>>
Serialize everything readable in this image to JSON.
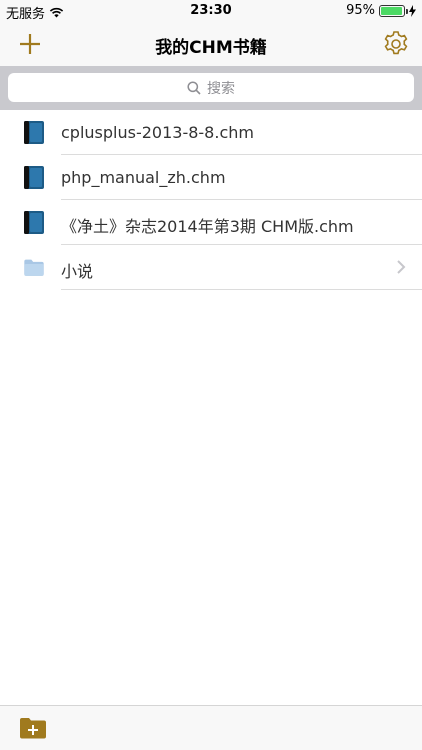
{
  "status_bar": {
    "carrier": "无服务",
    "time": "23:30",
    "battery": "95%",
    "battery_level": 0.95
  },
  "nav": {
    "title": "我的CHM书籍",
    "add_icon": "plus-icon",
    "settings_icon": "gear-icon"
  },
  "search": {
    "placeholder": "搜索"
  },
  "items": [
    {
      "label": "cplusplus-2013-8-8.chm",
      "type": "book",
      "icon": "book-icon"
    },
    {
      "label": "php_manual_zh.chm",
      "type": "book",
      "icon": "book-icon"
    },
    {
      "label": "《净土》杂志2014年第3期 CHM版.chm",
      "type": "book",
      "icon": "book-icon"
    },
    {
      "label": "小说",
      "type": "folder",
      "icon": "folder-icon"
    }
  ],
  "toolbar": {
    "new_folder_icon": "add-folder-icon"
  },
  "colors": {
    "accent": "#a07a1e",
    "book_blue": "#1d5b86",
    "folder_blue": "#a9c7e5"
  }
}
<<
>>
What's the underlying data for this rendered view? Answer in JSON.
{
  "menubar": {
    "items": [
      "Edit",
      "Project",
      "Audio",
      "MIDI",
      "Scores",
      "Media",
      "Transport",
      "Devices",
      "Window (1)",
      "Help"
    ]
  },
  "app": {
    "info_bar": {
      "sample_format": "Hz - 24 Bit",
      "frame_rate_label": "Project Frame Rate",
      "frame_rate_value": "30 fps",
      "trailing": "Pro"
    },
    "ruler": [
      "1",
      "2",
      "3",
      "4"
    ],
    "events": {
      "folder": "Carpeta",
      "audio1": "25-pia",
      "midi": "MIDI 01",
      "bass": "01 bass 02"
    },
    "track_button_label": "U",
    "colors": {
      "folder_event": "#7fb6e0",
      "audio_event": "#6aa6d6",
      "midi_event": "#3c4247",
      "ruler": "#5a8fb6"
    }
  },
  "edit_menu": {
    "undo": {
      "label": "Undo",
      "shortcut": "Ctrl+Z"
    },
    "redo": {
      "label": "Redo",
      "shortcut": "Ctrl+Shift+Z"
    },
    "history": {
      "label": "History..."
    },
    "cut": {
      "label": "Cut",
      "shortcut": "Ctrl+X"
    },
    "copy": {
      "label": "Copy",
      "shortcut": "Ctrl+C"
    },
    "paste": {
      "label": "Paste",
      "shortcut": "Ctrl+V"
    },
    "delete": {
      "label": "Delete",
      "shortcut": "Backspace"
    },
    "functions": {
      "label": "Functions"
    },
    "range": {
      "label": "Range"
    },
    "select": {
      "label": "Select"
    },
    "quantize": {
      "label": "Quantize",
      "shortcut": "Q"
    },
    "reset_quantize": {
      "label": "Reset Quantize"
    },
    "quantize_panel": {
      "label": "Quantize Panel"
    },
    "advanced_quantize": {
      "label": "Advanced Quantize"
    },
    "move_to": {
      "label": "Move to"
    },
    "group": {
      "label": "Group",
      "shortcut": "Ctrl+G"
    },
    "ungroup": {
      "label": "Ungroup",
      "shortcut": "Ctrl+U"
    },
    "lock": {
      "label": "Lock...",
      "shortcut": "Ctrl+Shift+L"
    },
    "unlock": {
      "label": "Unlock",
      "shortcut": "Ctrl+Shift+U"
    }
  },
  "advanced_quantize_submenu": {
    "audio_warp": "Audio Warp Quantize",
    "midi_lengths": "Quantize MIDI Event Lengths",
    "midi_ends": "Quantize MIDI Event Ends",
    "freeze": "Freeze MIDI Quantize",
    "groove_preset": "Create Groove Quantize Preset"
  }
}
<<
Filter the records above for "icon" and copy every matching line.

- [Solution to this exercise]:
    "add_icon": "plus-icon",
    "settings_icon": "gear-icon"
      "icon": "book-icon"
      "icon": "book-icon"
      "icon": "book-icon"
      "icon": "folder-icon"
    "new_folder_icon": "add-folder-icon"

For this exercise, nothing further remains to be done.